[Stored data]
◇ ◇ ◇
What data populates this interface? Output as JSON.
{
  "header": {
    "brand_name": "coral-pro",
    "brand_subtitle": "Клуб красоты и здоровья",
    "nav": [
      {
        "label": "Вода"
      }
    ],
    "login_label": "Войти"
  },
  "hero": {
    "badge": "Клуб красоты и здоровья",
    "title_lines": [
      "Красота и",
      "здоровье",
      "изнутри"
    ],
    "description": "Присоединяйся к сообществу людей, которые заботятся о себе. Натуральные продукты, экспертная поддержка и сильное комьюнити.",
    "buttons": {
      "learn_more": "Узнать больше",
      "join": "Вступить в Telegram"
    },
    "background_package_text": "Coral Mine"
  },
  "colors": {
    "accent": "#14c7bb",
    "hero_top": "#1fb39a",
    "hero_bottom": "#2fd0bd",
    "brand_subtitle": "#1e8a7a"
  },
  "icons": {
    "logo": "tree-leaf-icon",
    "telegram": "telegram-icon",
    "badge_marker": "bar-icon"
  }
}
◇ ◇ ◇
Exercise description: Identify each line holding the string "красоты", and copy it out.

Answer below:
    "brand_subtitle": "Клуб красоты и здоровья",
    "badge": "Клуб красоты и здоровья",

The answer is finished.